• [Tasks]:
a) List every gallery named in the text on finding inspiration in art.
b) In the text on finding inspiration in art, write out the passage starting at "Likewise, great inspiration" and ending at "an art gallery.", word for word.

• [Text excerpt]:
Herself and Himself – me in conversation with Damien Hirst’s work, outside the Tate Modern, Southbank, London, April 2012. – Photo Amelia Nunes


Art begets art. A meeting between like-minded artists often results in a cross pollination of ideas which inspire, progress and crystallise art projects. Such an exchange can be an intended collaboration, or it can be an ego driven ‘anything-you-can-do-I-can-do-better’ brandishing. And it hardly matters which,  so long as art ultimately benefits.

Likewise, great inspiration can be found in complementary art forms. A poet can conjure new ideas from a dance; a musician can be moved to compose by a script. I a primarily a writer of prose fiction but as an Art College alumna – when I’m looking for inspiration, I go to an art gallery.

I went with a housemate on a field trip to London last week to see the Damien Hirst retrospective at the Tate Modern, the Picasso at the Tate Britain and the Freud at the National Portrait Gallery. All three were fruitful visits but, it was Hirst that had me stunned and flushed with ideas.

• [Supplied records]:
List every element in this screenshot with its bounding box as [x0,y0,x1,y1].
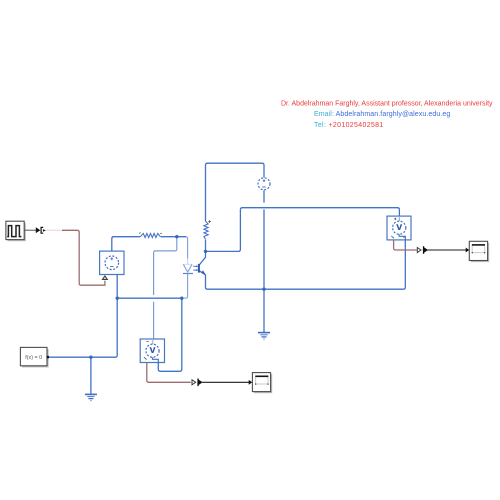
svg-text:Dr. Abdelrahman Farghly, Assis: Dr. Abdelrahman Farghly, Assistant profe… [281,100,493,107]
svg-text:f(x) = 0: f(x) = 0 [25,355,42,361]
svg-text:Email: Abdelrahman.farghly@ale: Email: Abdelrahman.farghly@alexu.edu.eg [314,111,450,118]
svg-text:Tel: +201025402581: Tel: +201025402581 [314,122,384,129]
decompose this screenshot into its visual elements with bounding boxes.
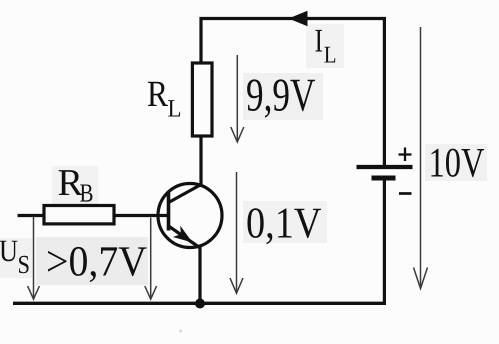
battery V1 positive plate (long)	[357, 165, 413, 169]
svg-text:I: I	[315, 23, 324, 59]
label RL	[147, 74, 182, 123]
battery minus sign	[399, 192, 412, 195]
transistor Q1 emitter diagonal	[169, 226, 200, 248]
wire: collector wire from top wire down to resistor RL	[199, 17, 202, 64]
svg-text:S: S	[18, 250, 31, 279]
svg-text:U: U	[0, 233, 18, 268]
wire: right wire from top down to battery	[383, 17, 386, 167]
transistor Q1 emitter arrowhead (filled, points down-right)	[173, 226, 193, 243]
svg-text:>0,7V: >0,7V	[46, 239, 147, 286]
source voltage arrow US (thin, downward chevron)	[28, 217, 40, 299]
wire: top wire from collector branch to battery plus	[200, 17, 387, 20]
svg-text:B: B	[80, 179, 94, 208]
label IL : load current	[315, 23, 337, 68]
voltage arrow 0,1V across transistor CE (thin, downward chevron)	[230, 172, 243, 293]
supply voltage arrow 10V (thin, downward chevron)	[414, 27, 428, 289]
transistor Q1 base bar	[167, 191, 171, 231]
battery V1 negative plate (short)	[372, 176, 396, 181]
voltage arrow 9,9V across RL (thin, downward chevron)	[231, 55, 244, 142]
base-emitter voltage arrow >0,7V (thin, downward chevron)	[145, 218, 157, 300]
wire: input wire to base resistor RB	[18, 214, 45, 217]
wire: from RL bottom down to transistor collector	[199, 136, 202, 185]
svg-text:9,9V: 9,9V	[246, 70, 316, 122]
label RB	[58, 162, 94, 208]
wire: from RB to transistor base	[114, 214, 169, 217]
svg-text:10V: 10V	[429, 141, 485, 187]
battery plus sign	[399, 148, 412, 162]
wire: bottom return wire	[13, 302, 386, 305]
svg-text:L: L	[324, 42, 337, 68]
svg-text:0,1V: 0,1V	[246, 199, 322, 248]
transistor Q1 collector diagonal	[169, 184, 203, 203]
label US : source voltage	[0, 233, 30, 279]
transistor Q1 circle (NPN)	[158, 184, 222, 248]
resistor RB (horizontal box)	[44, 206, 114, 224]
load current arrowhead on top wire (points left)	[289, 11, 308, 26]
wire: from battery negative plate down to bottom wire	[383, 178, 386, 305]
node: emitter/ground junction dot	[195, 299, 205, 309]
svg-text:R: R	[147, 74, 168, 115]
svg-text:L: L	[168, 96, 182, 123]
wire: emitter down to bottom node	[198, 247, 201, 304]
resistor RL (vertical box)	[192, 63, 212, 136]
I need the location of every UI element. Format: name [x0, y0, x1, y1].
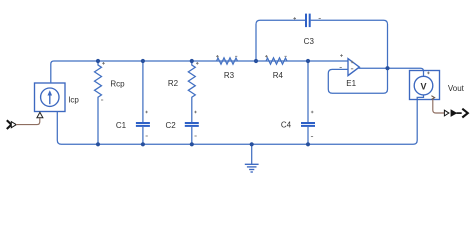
C2 polarity markers [194, 111, 197, 136]
wire output node to voltmeter plus [388, 68, 424, 76]
svg-text:R4: R4 [273, 71, 284, 80]
C4 polarity markers [311, 111, 314, 137]
R2 polarity markers [196, 62, 199, 65]
wire op-amp minus feedback loop [328, 68, 387, 93]
resistor R2 [188, 61, 195, 122]
wire C3 right to op-amp output node [311, 20, 388, 68]
wire Icp bottom to bottom rail and bottom rail to voltmeter [57, 95, 423, 144]
capacitor C2 [185, 123, 199, 144]
ground [245, 144, 259, 172]
capacitor C3 [306, 14, 310, 28]
svg-text:C1: C1 [116, 121, 127, 130]
wire C3 feedback loop left side (node between R3 and R4 up) [256, 20, 305, 61]
capacitor C4 [301, 61, 315, 144]
resistor R3 [217, 58, 238, 64]
output port Out [444, 109, 467, 118]
junction node dots bottom rail [96, 142, 100, 146]
svg-text:R3: R3 [224, 71, 235, 80]
Icp signal input terminal triangle [37, 112, 43, 117]
junction node dot op-amp output [385, 66, 389, 70]
op-amp input polarity markers [340, 54, 343, 67]
junction node dots top rail [96, 59, 100, 63]
voltmeter Vout [410, 71, 440, 100]
svg-text:Rcp: Rcp [110, 79, 125, 88]
op-amp E1 [348, 59, 359, 76]
svg-text:C3: C3 [304, 37, 315, 46]
R4 polarity markers [265, 55, 287, 58]
svg-text:Icp: Icp [68, 95, 79, 104]
wire op-amp output to node [359, 67, 388, 69]
C3 polarity markers [293, 17, 320, 20]
current source Icp [35, 83, 66, 112]
svg-text:Vout: Vout [448, 84, 465, 93]
input port In [7, 120, 16, 129]
wire voltmeter signal to output port [433, 100, 444, 114]
svg-text:R2: R2 [168, 79, 179, 88]
svg-text:C2: C2 [165, 121, 176, 130]
R3 polarity markers [216, 55, 237, 58]
Rcp polarity markers [101, 62, 105, 100]
wire Icp top to top rail / op-amp plus input [51, 61, 348, 83]
svg-text:V: V [420, 81, 426, 91]
capacitor C1 [136, 61, 150, 144]
resistor Rcp [95, 61, 102, 144]
svg-text:C4: C4 [281, 121, 292, 130]
svg-text:E1: E1 [346, 79, 356, 88]
C1 polarity markers [145, 111, 148, 136]
wire input port to Icp terminal [16, 118, 40, 124]
resistor R4 [266, 58, 287, 64]
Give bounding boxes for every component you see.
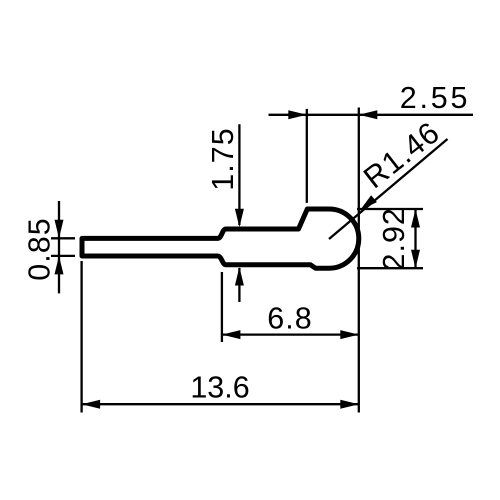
dimension 0.85 bottom tick	[51, 255, 75, 257]
dimension 6.8 dimension line	[222, 333, 359, 335]
dimension 0.85 dimension line	[58, 201, 60, 293]
svg-text:0.85: 0.85	[23, 217, 57, 280]
dimension 13.6 right arrow	[340, 400, 359, 409]
right vertical extension line (shared by 2.55, 6.8, 13.6)	[358, 108, 360, 413]
radius R1.46 arrow	[360, 195, 377, 210]
dimension 6.8 left arrow	[222, 330, 241, 339]
dimension 13.6 left arrow	[82, 400, 101, 409]
dimension 0.85 text label	[23, 217, 57, 280]
dimension 6.8 left extension line	[221, 272, 223, 342]
dimension 13.6 dimension line	[82, 403, 359, 405]
dimension 13.6 text label	[190, 370, 249, 404]
dimension 6.8 text label	[267, 302, 312, 336]
svg-text:6.8: 6.8	[267, 302, 312, 336]
dimension 2.55 right arrow	[359, 110, 378, 119]
dimension 2.92 top extension line	[357, 208, 423, 210]
dimension 1.75 text label	[206, 127, 240, 190]
dimension 2.92 dimension line	[414, 209, 416, 268]
dimension 6.8 right arrow	[340, 330, 359, 339]
dimension 1.75 upper dimension line	[238, 124, 240, 225]
dimension 1.75 down arrow	[235, 209, 244, 228]
dimension 1.75 lower dimension line	[238, 268, 240, 302]
dimension 2.92 bottom extension line	[357, 267, 423, 269]
dimension 2.55 left extension line	[306, 109, 308, 203]
svg-text:1.75: 1.75	[206, 127, 240, 190]
dimension 2.55 text label	[400, 81, 471, 115]
profile outline	[82, 209, 359, 268]
dimension 1.75 up arrow	[235, 267, 244, 286]
radius R1.46 leader line	[329, 139, 448, 239]
dimension 0.85 up arrow	[55, 256, 64, 275]
dimension 2.92 up arrow	[411, 209, 420, 228]
svg-text:2.92: 2.92	[377, 207, 411, 270]
dimension 0.85 top tick	[51, 237, 75, 239]
dimension 13.6 left extension line	[80, 261, 82, 413]
dimension 0.85 down arrow	[55, 220, 64, 239]
radius R1.46 text label	[357, 115, 446, 195]
dimension 2.92 text label	[377, 207, 411, 270]
dimension 2.55 dimension line	[269, 114, 474, 116]
svg-text:13.6: 13.6	[190, 370, 249, 404]
dimension 2.55 left arrow	[288, 110, 307, 119]
dimension 2.92 down arrow	[411, 250, 420, 269]
svg-text:2.55: 2.55	[400, 81, 471, 115]
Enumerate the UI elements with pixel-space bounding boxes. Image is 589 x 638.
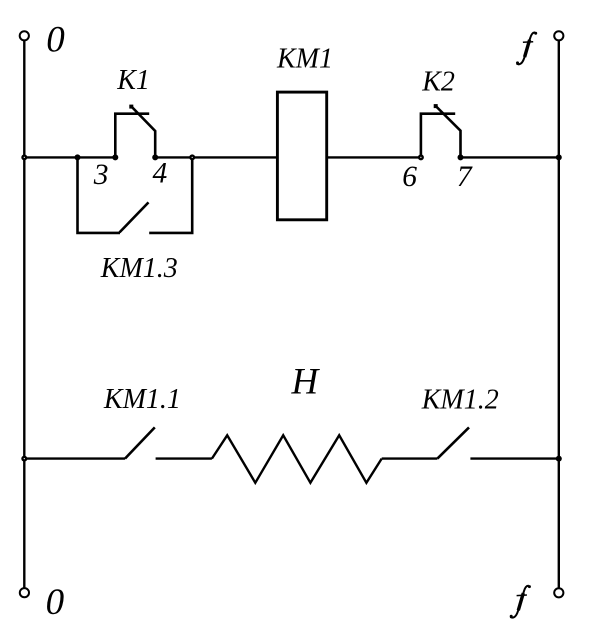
svg-text:3: 3	[93, 159, 109, 191]
svg-text:H: H	[291, 361, 321, 402]
svg-text:0: 0	[46, 582, 65, 623]
svg-text:4: 4	[153, 158, 168, 190]
svg-text:KM1.2: KM1.2	[421, 385, 499, 416]
svg-text:KM1: KM1	[276, 43, 333, 74]
svg-text:0: 0	[46, 19, 65, 60]
svg-text:6: 6	[402, 161, 417, 193]
svg-text:K2: K2	[421, 67, 455, 98]
svg-text:K1: K1	[116, 65, 150, 96]
svg-text:KM1.1: KM1.1	[103, 384, 181, 415]
svg-text:KM1.3: KM1.3	[100, 253, 178, 284]
svg-text:7: 7	[457, 161, 473, 193]
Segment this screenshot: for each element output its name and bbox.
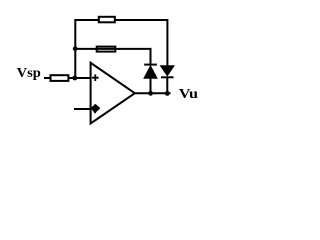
wire: op-amp output to Vu bbox=[135, 92, 171, 94]
junction node B (feedback bus / R2 branch) bbox=[73, 46, 78, 51]
svg-text:Vu: Vu bbox=[179, 87, 198, 102]
diode D2 cathode bar bbox=[161, 76, 174, 78]
svg-text:Vsp: Vsp bbox=[17, 66, 41, 81]
diode D1 cathode bar bbox=[144, 64, 157, 66]
resistor R3 (input resistor) bbox=[51, 75, 69, 81]
wire: inverting input stub bbox=[74, 108, 91, 110]
wire: top feedback loop from node A up over to D2 cathode bbox=[75, 20, 167, 78]
resistor R2 (second feedback resistor, wire visible through body) bbox=[97, 47, 116, 52]
junction node A (R3 / feedback bus / + input) bbox=[72, 76, 77, 81]
wire: D1 anode to output node bbox=[150, 78, 152, 93]
op-amp U1 plus (+) input marker bbox=[92, 74, 99, 81]
resistor R1 (top feedback resistor) bbox=[99, 17, 115, 23]
op-amp U1 minus input marker (filled diamond) bbox=[92, 105, 99, 113]
wire: D2 cathode bar to output node bbox=[166, 77, 168, 93]
wire: second feedback branch from node B right and down to D1 cathode bbox=[75, 49, 150, 65]
wire: Vsp input lead through R3 to op-amp non-inverting input bbox=[44, 77, 91, 79]
diode D1 (points up) bbox=[144, 66, 157, 79]
op-amp U1 body bbox=[91, 63, 135, 124]
diode D2 (points down) bbox=[161, 66, 175, 76]
junction node: D2 at output bbox=[165, 91, 170, 96]
junction node: D1 at output bbox=[148, 91, 153, 96]
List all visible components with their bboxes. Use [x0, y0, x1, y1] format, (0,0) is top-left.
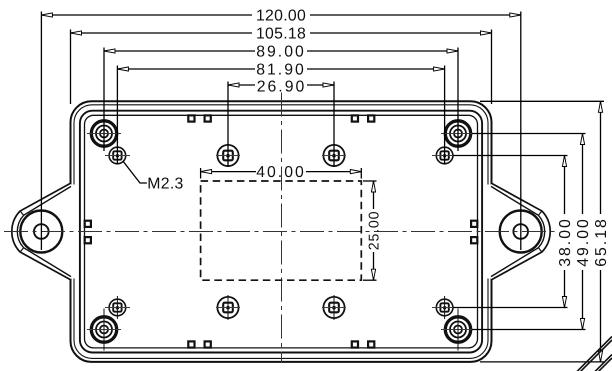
right ear washer boss circle: [500, 211, 542, 253]
dimension 120.00 line: [41, 12, 520, 251]
wall clip squares bottom wall: [188, 341, 374, 347]
right ear mounting hole: [513, 224, 528, 239]
svg-text:120.00: 120.00: [256, 8, 306, 25]
right ear tick top: [539, 211, 542, 215]
svg-text:26.90: 26.90: [257, 78, 307, 95]
break diagonals bottom-right: [577, 337, 612, 371]
corner screw boss top-left: [87, 121, 121, 146]
white patch right ear zone: [485, 185, 500, 279]
M2.3 hole bottom-right: [432, 296, 457, 319]
left mounting ear outline: [12, 183, 71, 280]
svg-text:M2.3: M2.3: [147, 176, 183, 193]
right mounting ear outline: [491, 183, 550, 280]
enclosure outer wall line 2: [74, 105, 488, 359]
svg-text:81.90: 81.90: [256, 62, 306, 79]
svg-text:49.00: 49.00: [575, 217, 592, 267]
enclosure inner wall line 4: [85, 115, 478, 348]
left ear washer boss circle: [20, 211, 62, 253]
main horizontal centerline: [4, 231, 557, 233]
enclosure outer wall line 1: [71, 101, 492, 362]
middle hole bottom-right: [322, 295, 346, 320]
M2.3 leader line: [123, 162, 147, 184]
dimension 49.00 line: [472, 134, 586, 330]
main vertical centerline: [281, 93, 283, 363]
left ear mounting hole: [34, 224, 49, 239]
corner screw boss bottom-left: [87, 309, 121, 351]
wall clip squares left wall: [85, 221, 91, 244]
dimension 25.00 line: [363, 181, 377, 280]
left ear tick bottom: [20, 248, 23, 252]
corner screw boss top-right: [441, 121, 475, 146]
dimension 38.00 line: [453, 156, 568, 308]
svg-text:25.00: 25.00: [367, 211, 383, 251]
left ear tick top: [20, 211, 23, 215]
dashed PCB area rectangle: [201, 181, 362, 280]
middle hole top-right: [322, 145, 346, 166]
M2.3 hole bottom-left: [105, 296, 130, 319]
right ear tick bottom: [539, 248, 542, 252]
corner screw boss bottom-right: [441, 309, 475, 351]
dimension 105.18 line: [71, 30, 492, 105]
wall clip squares right wall: [471, 221, 477, 244]
wall clip squares top wall: [188, 115, 374, 121]
right ear inner edge: [491, 186, 545, 276]
dimension 89.00 line: [104, 48, 458, 152]
dimension 26.90 line: [228, 82, 334, 168]
middle hole top-left: [216, 145, 240, 166]
dimension 81.90 line: [117, 66, 444, 165]
svg-text:89.00: 89.00: [256, 44, 306, 61]
M2.3 hole top-right: [432, 147, 457, 164]
svg-text:105.18: 105.18: [256, 26, 306, 43]
white patch left ear zone: [63, 185, 78, 279]
enclosure inner wall line 3: [80, 111, 482, 353]
dimension 65.18 line: [480, 101, 604, 362]
dimension 40.00 line: [201, 168, 362, 179]
M2.3 hole top-left: [105, 147, 130, 164]
left ear inner edge: [17, 186, 71, 276]
middle hole bottom-left: [216, 295, 240, 320]
svg-text:38.00: 38.00: [557, 217, 574, 267]
svg-text:40.00: 40.00: [256, 164, 306, 181]
svg-text:65.18: 65.18: [593, 217, 610, 267]
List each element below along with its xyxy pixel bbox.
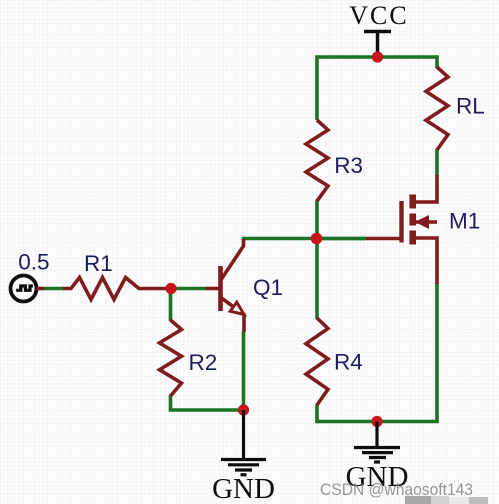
wire top rail [317, 57, 437, 120]
wire RL drain gap [435, 149, 439, 176]
svg-text:RL: RL [456, 94, 485, 119]
wire bottom left rail [171, 395, 244, 410]
wire R2 top lead [169, 287, 173, 322]
svg-text:R4: R4 [334, 350, 363, 375]
svg-text:0.5: 0.5 [18, 250, 49, 275]
resistor R4 [306, 318, 328, 405]
power symbol VCC [364, 32, 391, 56]
svg-text:VCC: VCC [349, 1, 408, 30]
artifact gray blocks [405, 496, 488, 504]
junction dot VCC [372, 51, 383, 62]
junction dot right ground node [371, 416, 382, 427]
svg-text:CSDN @whaosoft143: CSDN @whaosoft143 [320, 480, 473, 499]
junction dot left ground node [238, 404, 249, 415]
ground left [221, 410, 266, 475]
transistor Q1 [206, 239, 244, 332]
resistor R3 [306, 120, 328, 201]
wire Q1 collector riser [242, 237, 246, 242]
resistor R2 [160, 320, 182, 396]
svg-text:R2: R2 [189, 350, 218, 375]
wire source input [43, 287, 64, 291]
resistor R1 [63, 278, 167, 300]
svg-text:R1: R1 [84, 251, 113, 276]
wire base stub [169, 287, 206, 291]
resistor RL [426, 67, 448, 150]
wire bottom right rail [317, 283, 437, 422]
wire Q1 emitter drop [242, 331, 246, 412]
wire gate stub [315, 237, 366, 241]
ground right [354, 422, 400, 463]
voltage source V1 [11, 276, 37, 302]
junction dot gate node [311, 233, 323, 245]
wire R4 bottom lead [315, 404, 319, 423]
wire mid rail [244, 237, 366, 241]
svg-text:R3: R3 [334, 153, 363, 178]
wire source output stub [37, 287, 45, 291]
mosfet M1 [366, 175, 437, 284]
wire R3-R4 column [315, 200, 319, 319]
svg-text:GND: GND [212, 473, 275, 504]
svg-text:Q1: Q1 [253, 275, 283, 300]
svg-text:M1: M1 [449, 209, 480, 234]
junction dot base node [165, 283, 176, 294]
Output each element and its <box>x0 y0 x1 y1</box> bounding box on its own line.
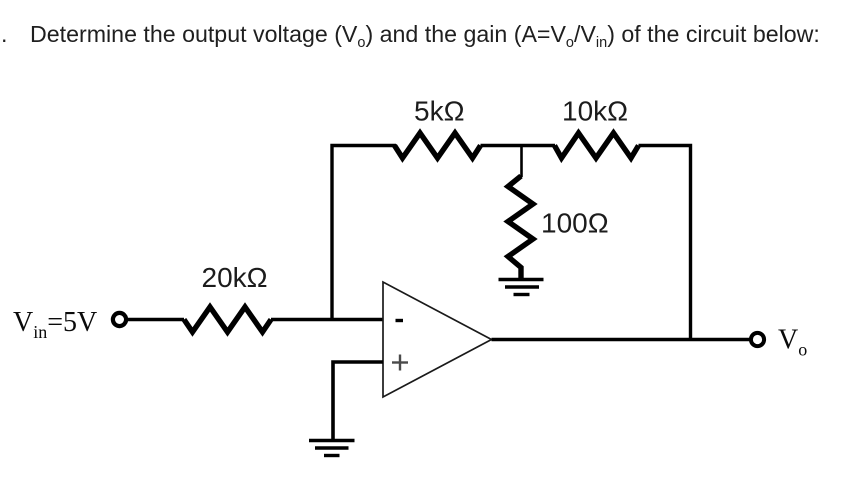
resistor 20k zigzag <box>184 307 271 332</box>
svg-text:10kΩ: 10kΩ <box>562 96 628 127</box>
resistor 100 ohm vertical zigzag <box>508 176 533 278</box>
wire 20k to inverting input <box>271 318 383 322</box>
svg-text:5kΩ: 5kΩ <box>414 96 465 127</box>
output terminal circle <box>751 333 764 346</box>
resistor 10k zigzag <box>555 133 639 158</box>
svg-text:Vo: Vo <box>778 325 807 360</box>
wire noninverting input to ground <box>333 362 383 439</box>
op-amp U1 triangle <box>383 282 492 397</box>
resistor 5k zigzag <box>395 133 481 158</box>
op-amp plus sign <box>392 355 408 371</box>
op-amp minus sign <box>396 319 404 322</box>
ground at noninverting input <box>309 441 355 456</box>
wire input to 20k <box>128 318 184 322</box>
wire top-right and right vertical to output <box>639 146 691 340</box>
ground under 100 ohm <box>499 280 544 295</box>
node junction stub to 100 ohm <box>520 146 523 178</box>
wire top-left feedback segment <box>332 146 396 320</box>
wire output <box>492 338 750 341</box>
svg-text:Vin=5V: Vin=5V <box>13 307 97 342</box>
svg-text:100Ω: 100Ω <box>541 208 609 239</box>
input terminal circle <box>113 313 126 326</box>
svg-text:.Determine the output voltage: .Determine the output voltage (Vo) and t… <box>1 21 820 51</box>
wire between 5k and 10k (node junction) <box>481 144 556 147</box>
svg-text:20kΩ: 20kΩ <box>202 262 268 293</box>
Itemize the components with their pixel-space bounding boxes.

• [Responses per task]:
a)
Tate Modern
Tate Britain
National Portrait Gallery

b)
Likewise, great inspiration can be found in complementary art forms. A poet can conjure new ideas from a dance; a musician can be moved to compose by a script. I a primarily a writer of prose fiction but as an Art College alumna – when I’m looking for inspiration, I go to an art gallery.